(Recorded data)
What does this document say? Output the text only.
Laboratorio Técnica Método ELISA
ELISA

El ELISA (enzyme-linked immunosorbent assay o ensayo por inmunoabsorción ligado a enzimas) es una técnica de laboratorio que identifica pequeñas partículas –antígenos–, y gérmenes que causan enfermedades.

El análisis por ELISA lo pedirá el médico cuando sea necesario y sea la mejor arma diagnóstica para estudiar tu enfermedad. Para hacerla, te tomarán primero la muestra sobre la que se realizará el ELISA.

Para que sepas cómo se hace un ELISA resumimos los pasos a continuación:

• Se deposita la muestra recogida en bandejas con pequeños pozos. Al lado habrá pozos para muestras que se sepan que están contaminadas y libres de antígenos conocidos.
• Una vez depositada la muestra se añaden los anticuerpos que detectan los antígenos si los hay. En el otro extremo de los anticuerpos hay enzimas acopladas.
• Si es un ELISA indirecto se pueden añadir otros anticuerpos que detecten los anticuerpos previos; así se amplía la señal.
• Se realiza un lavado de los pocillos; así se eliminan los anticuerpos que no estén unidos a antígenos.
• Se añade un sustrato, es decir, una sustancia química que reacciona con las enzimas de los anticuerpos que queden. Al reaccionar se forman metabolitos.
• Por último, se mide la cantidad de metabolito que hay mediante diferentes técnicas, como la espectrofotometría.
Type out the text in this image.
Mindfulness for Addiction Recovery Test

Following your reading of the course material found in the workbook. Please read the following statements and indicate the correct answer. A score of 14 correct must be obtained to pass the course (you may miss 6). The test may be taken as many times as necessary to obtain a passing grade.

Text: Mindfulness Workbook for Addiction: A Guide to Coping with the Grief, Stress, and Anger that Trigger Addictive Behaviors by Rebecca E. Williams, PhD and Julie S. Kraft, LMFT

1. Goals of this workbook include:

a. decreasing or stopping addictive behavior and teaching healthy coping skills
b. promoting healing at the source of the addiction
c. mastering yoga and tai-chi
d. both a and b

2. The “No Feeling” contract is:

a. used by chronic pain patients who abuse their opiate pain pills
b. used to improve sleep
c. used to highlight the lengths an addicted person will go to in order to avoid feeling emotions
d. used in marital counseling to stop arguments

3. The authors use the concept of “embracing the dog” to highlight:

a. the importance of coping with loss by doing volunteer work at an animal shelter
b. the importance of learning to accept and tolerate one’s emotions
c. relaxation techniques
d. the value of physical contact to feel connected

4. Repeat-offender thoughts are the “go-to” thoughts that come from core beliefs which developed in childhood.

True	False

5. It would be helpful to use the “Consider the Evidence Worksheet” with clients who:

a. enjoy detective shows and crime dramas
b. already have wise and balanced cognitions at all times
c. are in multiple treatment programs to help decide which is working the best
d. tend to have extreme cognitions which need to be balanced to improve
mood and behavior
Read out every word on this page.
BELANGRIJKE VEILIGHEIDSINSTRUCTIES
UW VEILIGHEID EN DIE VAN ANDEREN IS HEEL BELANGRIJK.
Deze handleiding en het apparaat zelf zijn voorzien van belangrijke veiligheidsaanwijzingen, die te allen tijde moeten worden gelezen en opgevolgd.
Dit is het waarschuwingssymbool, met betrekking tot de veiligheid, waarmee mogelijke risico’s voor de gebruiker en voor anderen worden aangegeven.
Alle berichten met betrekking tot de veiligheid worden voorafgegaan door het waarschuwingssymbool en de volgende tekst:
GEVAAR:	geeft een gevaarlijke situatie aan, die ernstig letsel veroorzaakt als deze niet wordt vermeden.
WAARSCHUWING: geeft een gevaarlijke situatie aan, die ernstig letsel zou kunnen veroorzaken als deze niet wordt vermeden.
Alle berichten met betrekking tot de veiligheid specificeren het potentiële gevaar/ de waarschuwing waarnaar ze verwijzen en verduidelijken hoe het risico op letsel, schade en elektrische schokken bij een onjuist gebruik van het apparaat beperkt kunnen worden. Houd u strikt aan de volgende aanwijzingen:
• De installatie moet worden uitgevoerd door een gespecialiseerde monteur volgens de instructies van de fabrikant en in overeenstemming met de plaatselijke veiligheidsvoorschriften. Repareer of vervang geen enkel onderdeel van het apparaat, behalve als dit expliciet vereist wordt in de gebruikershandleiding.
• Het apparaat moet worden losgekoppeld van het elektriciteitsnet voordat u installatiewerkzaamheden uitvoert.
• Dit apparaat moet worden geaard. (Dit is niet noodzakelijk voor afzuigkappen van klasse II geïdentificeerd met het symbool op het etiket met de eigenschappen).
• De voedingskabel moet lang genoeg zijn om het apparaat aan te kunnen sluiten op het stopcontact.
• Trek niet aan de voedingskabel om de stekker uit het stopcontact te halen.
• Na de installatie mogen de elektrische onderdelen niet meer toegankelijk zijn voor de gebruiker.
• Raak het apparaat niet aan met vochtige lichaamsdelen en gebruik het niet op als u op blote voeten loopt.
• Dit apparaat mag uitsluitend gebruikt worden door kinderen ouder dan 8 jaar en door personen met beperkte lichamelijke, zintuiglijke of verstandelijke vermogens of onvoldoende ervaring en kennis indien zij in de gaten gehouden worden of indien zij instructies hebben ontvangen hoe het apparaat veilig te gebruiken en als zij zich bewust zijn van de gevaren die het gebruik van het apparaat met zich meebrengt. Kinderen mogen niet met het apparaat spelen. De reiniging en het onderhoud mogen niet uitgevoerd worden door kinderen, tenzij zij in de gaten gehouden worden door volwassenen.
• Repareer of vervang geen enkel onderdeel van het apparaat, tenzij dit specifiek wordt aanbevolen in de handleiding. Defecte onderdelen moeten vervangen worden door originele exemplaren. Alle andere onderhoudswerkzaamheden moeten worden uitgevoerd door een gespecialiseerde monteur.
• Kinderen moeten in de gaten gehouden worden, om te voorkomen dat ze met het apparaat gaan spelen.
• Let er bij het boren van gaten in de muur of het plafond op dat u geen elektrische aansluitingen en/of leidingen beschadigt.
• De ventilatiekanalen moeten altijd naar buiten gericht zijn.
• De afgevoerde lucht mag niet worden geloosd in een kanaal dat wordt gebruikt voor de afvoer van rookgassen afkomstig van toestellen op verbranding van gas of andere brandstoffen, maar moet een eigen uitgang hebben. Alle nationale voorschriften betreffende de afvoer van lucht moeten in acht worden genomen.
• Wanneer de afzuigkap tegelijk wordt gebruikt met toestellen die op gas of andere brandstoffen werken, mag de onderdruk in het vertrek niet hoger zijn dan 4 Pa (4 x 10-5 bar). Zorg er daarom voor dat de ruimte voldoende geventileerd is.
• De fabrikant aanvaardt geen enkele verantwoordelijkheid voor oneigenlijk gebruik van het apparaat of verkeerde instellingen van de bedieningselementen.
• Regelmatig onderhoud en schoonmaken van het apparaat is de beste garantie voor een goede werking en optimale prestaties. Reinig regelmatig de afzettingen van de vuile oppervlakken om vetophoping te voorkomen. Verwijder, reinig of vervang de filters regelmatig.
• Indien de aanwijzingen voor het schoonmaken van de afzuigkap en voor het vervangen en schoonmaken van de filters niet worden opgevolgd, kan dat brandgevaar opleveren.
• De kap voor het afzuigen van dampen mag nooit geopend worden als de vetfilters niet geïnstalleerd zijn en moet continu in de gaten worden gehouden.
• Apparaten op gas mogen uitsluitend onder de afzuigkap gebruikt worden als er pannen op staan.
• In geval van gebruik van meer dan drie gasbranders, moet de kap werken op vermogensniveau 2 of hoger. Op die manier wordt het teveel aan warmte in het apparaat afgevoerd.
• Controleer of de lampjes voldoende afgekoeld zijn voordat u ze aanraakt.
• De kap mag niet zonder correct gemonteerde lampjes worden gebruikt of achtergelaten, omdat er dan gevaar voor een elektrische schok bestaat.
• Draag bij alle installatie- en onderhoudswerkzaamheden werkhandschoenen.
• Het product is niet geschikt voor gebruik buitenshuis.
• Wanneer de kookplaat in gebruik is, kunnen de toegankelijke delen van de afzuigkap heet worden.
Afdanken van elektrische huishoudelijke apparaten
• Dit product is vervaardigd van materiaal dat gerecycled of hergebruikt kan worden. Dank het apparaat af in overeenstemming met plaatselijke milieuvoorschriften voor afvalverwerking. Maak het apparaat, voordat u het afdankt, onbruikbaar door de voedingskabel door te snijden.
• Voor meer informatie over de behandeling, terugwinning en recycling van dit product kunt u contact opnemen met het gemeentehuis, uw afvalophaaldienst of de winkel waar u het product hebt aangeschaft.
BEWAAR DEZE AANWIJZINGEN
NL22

* _TASK TO COMPLETE_:
Look over the entries above and tally the lines containing the string "stopcontact"; the answer is that total only.

* _ANSWER FOR THIS EXERCISE_:
2